GOAL OF THE EXERCISE: From the listing below, extract every line in which the word "الأصل" appears.

··· EXTRACTED MATERIAL ···

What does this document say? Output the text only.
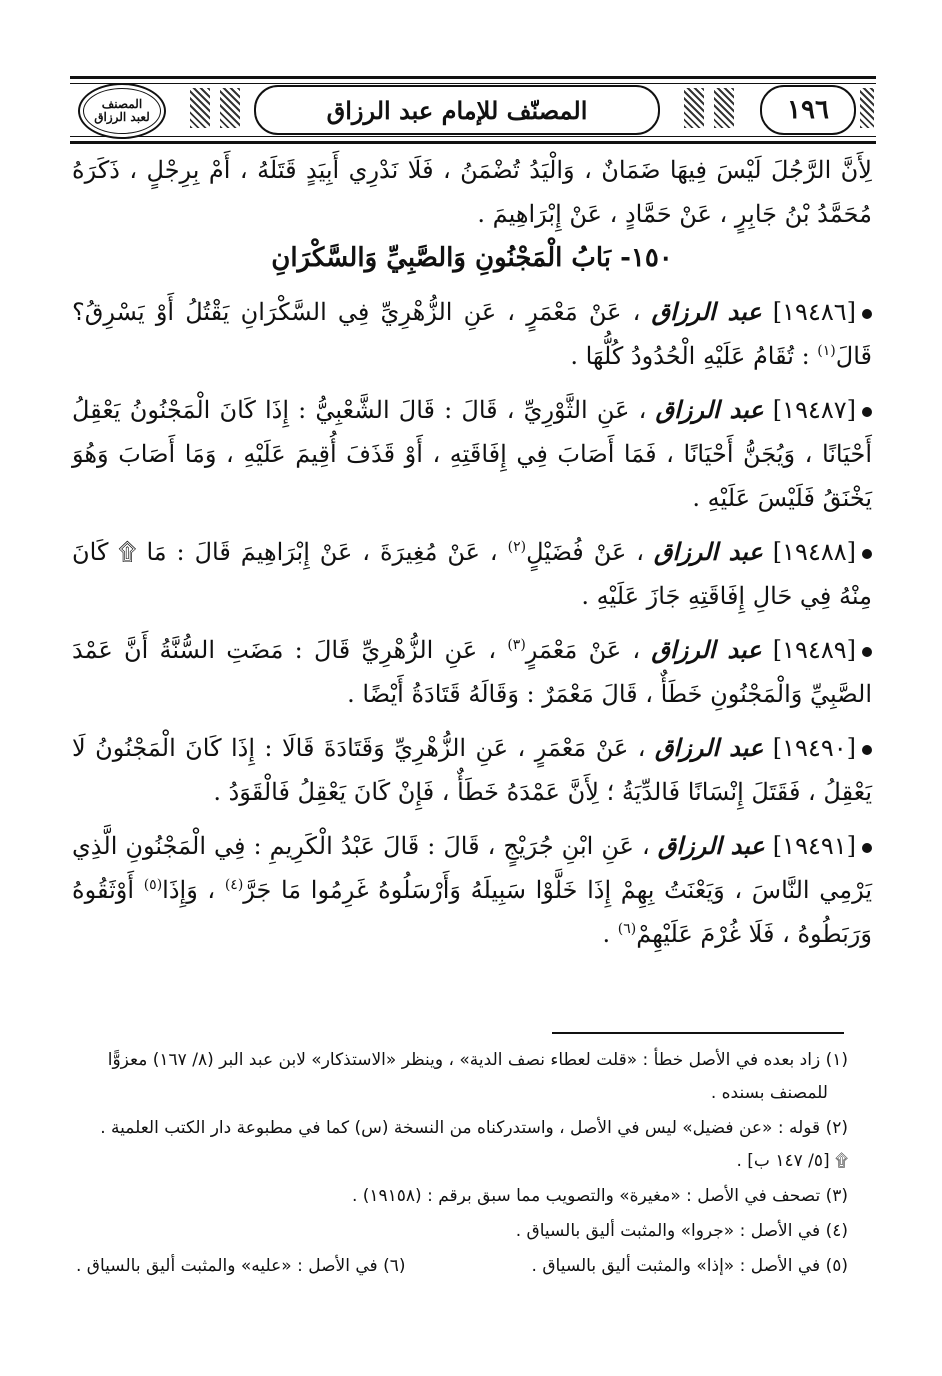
المصنف
لعبد الرزاق	المصنّف للإمام عبد الرزاق	١٩٦

لِأَنَّ الرَّجُلَ لَيْسَ فِيهَا ضَمَانٌ ، وَالْيَدُ تُضْمَنُ ، فَلَا نَدْرِي أَبِيَدٍ قَتَلَهُ ، أَمْ بِرِجْلٍ ، ذَكَرَهُ مُحَمَّدُ بْنُ جَابِرٍ ، عَنْ حَمَّادٍ ، عَنْ إِبْرَاهِيمَ .

١٥٠- بَابُ الْمَجْنُونِ وَالصَّبِيِّ وَالسَّكْرَانِ

[١٩٤٨٦] عبد الرزاق ، عَنْ مَعْمَرٍ ، عَنِ الزُّهْرِيِّ فِي السَّكْرَانِ يَقْتُلُ أَوْ يَسْرِقُ؟ قَالَ$^{(١)}$ : تُقَامُ عَلَيْهِ الْحُدُودُ كُلُّهَا .

[١٩٤٨٧] عبد الرزاق ، عَنِ الثَّوْرِيِّ ، قَالَ : قَالَ الشَّعْبِيُّ : إِذَا كَانَ الْمَجْنُونُ يَعْقِلُ أَحْيَانًا ، وَيُجَنُّ أَحْيَانًا ، فَمَا أَصَابَ فِي إِفَاقَتِهِ ، أَوْ قَذَفَ أُقِيمَ عَلَيْهِ ، وَمَا أَصَابَ وَهُوَ يَخْنَقُ فَلَيْسَ عَلَيْهِ .

[١٩٤٨٨] عبد الرزاق ، عَنْ فُضَيْلٍ$^{(٢)}$ ، عَنْ مُغِيرَةَ ، عَنْ إِبْرَاهِيمَ قَالَ : مَا ۩ كَانَ مِنْهُ فِي حَالِ إِفَاقَتِهِ جَازَ عَلَيْهِ .

[١٩٤٨٩] عبد الرزاق ، عَنْ مَعْمَرٍ$^{(٣)}$ ، عَنِ الزُّهْرِيِّ قَالَ : مَضَتِ السُّنَّةُ أَنَّ عَمْدَ الصَّبِيِّ وَالْمَجْنُونِ خَطَأٌ ، قَالَ مَعْمَرٌ : وَقَالَهُ قَتَادَةُ أَيْضًا .

[١٩٤٩٠] عبد الرزاق ، عَنْ مَعْمَرٍ ، عَنِ الزُّهْرِيِّ وَقَتَادَةَ قَالَا : إِذَا كَانَ الْمَجْنُونُ لَا يَعْقِلُ ، فَقَتَلَ إِنْسَانًا فَالدِّيَةُ ؛ لِأَنَّ عَمْدَهُ خَطَأٌ ، فَإِنْ كَانَ يَعْقِلُ فَالْقَوَدُ .

[١٩٤٩١] عبد الرزاق ، عَنِ ابْنِ جُرَيْجٍ ، قَالَ : قَالَ عَبْدُ الْكَرِيمِ : فِي الْمَجْنُونِ الَّذِي يَرْمِي النَّاسَ ، وَيَعْنَتُ بِهِمْ إِذَا خَلَّوْا سَبِيلَهُ وَأَرْسَلُوهُ غَرِمُوا مَا جَرَّ$^{(٤)}$ ، وَإِذَا$^{(٥)}$ أَوْثَقُوهُ وَرَبَطُوهُ ، فَلَا غُرْمَ عَلَيْهِمْ$^{(٦)}$ .

(١) زاد بعده في الأصل خطأ : «قلت لعطاء نصف الدية» ، وينظر «الاستذكار» لابن عبد البر (٨/ ١٦٧) معزوًّا
للمصنف بسنده .

(٢) قوله : «عن فضيل» ليس في الأصل ، واستدركناه من النسخة (س) كما في مطبوعة دار الكتب العلمية .
۩ [٥/ ١٤٧ ب] .

(٣) تصحف في الأصل : «مغيرة» والتصويب مما سبق برقم : (١٩١٥٨) .

(٤) في الأصل : «جروا» والمثبت أليق بالسياق .

(٥) في الأصل : «إذا» والمثبت أليق بالسياق .
(٦) في الأصل : «عليه» والمثبت أليق بالسياق .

···

TASK RESULT:
(١) زاد بعده في الأصل خطأ : «قلت لعطاء نصف الدية» ، وينظر «الاستذكار» لابن عبد البر (٨/ ١٦٧) معزوًّا
(٢) قوله : «عن فضيل» ليس في الأصل ، واستدركناه من النسخة (س) كما في مطبوعة دار الكتب العلمية .
(٣) تصحف في الأصل : «مغيرة» والتصويب مما سبق برقم : (١٩١٥٨) .
(٤) في الأصل : «جروا» والمثبت أليق بالسياق .
(٥) في الأصل : «إذا» والمثبت أليق بالسياق .
(٦) في الأصل : «عليه» والمثبت أليق بالسياق .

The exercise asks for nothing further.